Copy out the lines that include the word "assembled".

═══ DATA PROVIDED

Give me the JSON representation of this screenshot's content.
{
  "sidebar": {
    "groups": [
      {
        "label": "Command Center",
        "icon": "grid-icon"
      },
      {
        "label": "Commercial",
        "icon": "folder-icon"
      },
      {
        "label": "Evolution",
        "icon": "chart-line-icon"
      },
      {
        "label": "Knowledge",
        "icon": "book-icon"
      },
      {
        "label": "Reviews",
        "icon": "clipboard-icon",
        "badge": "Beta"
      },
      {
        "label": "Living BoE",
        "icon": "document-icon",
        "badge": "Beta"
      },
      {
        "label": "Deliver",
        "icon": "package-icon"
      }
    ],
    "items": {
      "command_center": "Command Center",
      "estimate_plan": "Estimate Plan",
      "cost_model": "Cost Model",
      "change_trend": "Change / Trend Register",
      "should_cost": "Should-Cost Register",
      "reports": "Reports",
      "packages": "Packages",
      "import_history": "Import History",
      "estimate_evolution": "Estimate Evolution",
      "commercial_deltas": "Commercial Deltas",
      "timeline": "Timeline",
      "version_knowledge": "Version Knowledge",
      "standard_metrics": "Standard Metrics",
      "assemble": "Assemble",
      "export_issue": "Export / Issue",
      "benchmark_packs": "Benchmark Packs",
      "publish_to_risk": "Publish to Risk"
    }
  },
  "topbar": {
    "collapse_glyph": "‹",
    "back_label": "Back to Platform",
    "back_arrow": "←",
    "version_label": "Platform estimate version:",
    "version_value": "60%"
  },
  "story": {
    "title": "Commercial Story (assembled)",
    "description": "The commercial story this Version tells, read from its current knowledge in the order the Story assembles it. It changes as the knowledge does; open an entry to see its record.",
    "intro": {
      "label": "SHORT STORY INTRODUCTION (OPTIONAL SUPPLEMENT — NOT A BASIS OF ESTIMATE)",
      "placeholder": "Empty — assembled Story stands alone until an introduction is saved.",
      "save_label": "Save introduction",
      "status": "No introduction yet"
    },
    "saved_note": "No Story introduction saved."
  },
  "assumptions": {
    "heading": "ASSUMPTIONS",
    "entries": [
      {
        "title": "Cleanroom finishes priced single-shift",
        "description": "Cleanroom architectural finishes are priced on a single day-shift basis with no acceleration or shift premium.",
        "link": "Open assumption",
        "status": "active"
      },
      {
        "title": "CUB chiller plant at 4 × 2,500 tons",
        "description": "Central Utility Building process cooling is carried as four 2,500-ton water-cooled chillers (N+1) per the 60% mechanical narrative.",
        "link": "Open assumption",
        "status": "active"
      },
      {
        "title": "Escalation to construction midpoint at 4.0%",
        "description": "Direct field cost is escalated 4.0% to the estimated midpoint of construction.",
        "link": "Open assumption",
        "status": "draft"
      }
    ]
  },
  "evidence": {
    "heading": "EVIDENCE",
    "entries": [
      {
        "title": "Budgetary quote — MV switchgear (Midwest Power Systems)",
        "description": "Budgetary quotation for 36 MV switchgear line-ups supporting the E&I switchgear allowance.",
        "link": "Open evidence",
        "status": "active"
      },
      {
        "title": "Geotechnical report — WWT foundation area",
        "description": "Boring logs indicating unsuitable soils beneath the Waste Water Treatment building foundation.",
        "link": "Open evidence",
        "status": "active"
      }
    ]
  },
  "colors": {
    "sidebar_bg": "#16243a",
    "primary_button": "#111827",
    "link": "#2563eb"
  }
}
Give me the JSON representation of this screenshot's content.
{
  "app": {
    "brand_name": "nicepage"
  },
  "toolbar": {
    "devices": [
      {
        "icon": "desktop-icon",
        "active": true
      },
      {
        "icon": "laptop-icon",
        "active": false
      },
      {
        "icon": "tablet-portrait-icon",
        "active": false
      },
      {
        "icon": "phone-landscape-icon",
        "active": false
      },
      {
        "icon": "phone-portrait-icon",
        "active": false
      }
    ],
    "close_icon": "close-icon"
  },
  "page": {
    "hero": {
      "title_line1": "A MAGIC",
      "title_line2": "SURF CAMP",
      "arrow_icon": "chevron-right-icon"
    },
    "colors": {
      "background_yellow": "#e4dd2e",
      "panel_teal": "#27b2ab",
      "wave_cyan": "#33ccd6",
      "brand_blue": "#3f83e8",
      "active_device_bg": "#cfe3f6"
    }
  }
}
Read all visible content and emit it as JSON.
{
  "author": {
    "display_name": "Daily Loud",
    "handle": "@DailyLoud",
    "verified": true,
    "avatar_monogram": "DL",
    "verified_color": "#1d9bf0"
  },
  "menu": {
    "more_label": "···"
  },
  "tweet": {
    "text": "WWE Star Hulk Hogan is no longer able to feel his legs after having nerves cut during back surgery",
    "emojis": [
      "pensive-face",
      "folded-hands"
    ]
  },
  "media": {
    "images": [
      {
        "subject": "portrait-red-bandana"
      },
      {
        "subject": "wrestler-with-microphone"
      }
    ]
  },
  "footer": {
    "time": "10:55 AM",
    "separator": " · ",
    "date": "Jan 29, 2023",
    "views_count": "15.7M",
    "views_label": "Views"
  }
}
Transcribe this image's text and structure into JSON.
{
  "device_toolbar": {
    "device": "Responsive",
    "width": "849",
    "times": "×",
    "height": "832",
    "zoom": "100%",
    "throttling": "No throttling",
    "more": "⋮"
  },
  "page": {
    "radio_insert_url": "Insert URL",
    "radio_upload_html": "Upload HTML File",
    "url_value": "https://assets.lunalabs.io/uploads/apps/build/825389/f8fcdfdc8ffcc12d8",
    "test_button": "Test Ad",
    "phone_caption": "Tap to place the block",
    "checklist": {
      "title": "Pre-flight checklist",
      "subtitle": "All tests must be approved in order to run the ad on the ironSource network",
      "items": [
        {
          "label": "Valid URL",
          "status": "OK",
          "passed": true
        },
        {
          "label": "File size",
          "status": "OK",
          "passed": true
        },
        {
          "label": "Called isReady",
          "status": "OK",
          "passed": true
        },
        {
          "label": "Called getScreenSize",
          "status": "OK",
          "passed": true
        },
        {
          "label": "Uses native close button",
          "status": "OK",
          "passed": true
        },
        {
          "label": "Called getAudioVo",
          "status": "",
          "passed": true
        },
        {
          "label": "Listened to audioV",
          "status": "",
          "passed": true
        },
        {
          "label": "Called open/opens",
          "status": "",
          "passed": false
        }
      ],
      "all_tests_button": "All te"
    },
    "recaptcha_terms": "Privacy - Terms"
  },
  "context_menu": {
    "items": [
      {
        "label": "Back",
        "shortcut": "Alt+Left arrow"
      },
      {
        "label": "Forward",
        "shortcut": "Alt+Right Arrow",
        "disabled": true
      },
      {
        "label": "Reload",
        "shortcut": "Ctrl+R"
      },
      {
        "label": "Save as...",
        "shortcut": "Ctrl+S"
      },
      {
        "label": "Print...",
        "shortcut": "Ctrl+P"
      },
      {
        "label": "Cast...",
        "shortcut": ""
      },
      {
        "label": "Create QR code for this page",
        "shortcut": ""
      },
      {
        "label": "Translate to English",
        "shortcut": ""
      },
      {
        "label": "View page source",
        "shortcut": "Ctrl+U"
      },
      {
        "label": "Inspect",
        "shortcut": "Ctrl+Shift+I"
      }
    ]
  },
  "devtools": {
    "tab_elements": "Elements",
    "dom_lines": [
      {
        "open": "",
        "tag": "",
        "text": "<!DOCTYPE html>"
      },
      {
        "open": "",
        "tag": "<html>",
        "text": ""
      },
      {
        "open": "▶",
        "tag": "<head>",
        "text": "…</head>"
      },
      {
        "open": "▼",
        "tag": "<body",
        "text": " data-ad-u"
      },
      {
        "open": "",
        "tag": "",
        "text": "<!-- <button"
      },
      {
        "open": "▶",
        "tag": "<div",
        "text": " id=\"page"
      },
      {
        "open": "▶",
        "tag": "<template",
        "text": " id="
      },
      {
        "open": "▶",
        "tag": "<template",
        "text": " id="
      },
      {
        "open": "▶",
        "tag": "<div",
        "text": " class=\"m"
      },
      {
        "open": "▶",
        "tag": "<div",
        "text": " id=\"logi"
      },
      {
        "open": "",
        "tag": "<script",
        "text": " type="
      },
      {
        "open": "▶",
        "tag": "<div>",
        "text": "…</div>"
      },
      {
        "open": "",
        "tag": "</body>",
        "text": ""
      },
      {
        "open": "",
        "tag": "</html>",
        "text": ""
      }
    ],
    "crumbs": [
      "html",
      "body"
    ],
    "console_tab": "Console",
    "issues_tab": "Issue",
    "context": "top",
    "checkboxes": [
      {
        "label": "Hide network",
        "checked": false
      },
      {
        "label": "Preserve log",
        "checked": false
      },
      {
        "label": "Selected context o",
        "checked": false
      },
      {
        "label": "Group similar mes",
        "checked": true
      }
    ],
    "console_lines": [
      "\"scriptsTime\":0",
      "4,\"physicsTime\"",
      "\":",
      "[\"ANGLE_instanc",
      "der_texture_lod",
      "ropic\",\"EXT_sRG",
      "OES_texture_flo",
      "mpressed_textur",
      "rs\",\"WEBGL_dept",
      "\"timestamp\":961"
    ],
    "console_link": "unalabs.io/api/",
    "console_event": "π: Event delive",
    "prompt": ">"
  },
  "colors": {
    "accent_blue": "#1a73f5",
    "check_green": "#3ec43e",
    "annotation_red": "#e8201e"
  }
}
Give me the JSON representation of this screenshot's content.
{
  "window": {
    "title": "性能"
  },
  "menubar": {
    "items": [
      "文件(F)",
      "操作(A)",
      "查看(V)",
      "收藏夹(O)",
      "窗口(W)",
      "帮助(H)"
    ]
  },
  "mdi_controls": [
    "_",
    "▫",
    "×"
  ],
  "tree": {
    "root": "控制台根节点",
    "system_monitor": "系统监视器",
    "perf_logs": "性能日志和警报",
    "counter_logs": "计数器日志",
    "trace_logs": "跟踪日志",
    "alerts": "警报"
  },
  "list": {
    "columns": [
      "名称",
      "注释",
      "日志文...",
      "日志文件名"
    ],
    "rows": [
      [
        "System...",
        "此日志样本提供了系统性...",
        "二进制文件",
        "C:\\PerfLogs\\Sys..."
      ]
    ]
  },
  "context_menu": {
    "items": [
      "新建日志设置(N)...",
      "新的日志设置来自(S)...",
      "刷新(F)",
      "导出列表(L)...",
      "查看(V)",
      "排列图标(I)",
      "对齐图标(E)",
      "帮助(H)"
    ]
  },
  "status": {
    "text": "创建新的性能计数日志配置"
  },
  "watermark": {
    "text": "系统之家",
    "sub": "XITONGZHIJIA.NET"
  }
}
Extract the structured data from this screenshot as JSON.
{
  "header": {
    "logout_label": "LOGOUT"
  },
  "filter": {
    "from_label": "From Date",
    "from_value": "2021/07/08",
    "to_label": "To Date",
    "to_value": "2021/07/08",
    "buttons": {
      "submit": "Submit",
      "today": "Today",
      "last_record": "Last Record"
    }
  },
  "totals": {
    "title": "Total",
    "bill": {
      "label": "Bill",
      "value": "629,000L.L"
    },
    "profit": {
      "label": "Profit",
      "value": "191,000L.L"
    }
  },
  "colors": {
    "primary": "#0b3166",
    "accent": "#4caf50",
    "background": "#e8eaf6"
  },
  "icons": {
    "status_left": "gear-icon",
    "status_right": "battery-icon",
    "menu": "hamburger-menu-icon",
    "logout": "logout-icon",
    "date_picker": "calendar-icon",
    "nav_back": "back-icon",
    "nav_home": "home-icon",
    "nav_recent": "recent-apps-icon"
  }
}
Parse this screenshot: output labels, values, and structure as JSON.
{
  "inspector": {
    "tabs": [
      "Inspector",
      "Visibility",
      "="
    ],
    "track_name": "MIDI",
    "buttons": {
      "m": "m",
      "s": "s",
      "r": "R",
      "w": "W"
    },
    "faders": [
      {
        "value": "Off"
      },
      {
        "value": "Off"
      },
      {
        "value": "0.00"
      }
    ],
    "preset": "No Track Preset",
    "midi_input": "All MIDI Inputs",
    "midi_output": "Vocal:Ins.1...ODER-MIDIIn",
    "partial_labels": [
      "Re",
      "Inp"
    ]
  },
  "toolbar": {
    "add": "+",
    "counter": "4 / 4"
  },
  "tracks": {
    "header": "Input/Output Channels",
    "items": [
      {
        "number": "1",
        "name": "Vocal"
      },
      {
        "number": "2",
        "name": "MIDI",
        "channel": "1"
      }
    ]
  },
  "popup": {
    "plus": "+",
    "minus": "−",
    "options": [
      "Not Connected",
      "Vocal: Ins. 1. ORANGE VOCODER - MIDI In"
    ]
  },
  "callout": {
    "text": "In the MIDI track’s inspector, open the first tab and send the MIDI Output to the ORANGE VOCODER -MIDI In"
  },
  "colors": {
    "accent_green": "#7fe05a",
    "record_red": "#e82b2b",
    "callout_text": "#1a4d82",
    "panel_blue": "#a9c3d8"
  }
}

══════

#### [THE REPLY]
    "title": "Commercial Story (assembled)",
      "placeholder": "Empty — assembled Story stands alone until an introduction is saved.",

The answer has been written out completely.